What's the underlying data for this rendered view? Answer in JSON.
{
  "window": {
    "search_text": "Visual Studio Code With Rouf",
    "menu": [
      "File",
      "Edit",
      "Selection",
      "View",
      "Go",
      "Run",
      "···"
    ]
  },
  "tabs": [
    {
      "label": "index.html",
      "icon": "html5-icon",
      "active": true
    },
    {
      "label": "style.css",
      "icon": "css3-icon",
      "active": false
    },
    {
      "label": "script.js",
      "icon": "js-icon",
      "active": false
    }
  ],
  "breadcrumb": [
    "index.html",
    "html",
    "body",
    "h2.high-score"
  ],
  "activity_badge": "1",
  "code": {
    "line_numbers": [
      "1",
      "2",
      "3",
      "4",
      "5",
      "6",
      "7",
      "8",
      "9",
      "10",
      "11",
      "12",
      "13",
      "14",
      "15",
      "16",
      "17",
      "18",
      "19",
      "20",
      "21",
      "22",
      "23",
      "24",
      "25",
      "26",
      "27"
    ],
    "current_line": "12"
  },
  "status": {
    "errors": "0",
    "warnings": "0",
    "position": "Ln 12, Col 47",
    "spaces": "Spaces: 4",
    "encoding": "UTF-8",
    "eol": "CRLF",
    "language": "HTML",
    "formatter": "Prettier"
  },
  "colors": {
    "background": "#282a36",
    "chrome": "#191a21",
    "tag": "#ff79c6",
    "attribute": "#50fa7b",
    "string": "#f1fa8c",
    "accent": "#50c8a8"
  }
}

═══

■ **Instructions for the task**
Scan the entries above and work out how many lines include the word "icon"; the reply is that number alone.

■ **Solution to the problem**
3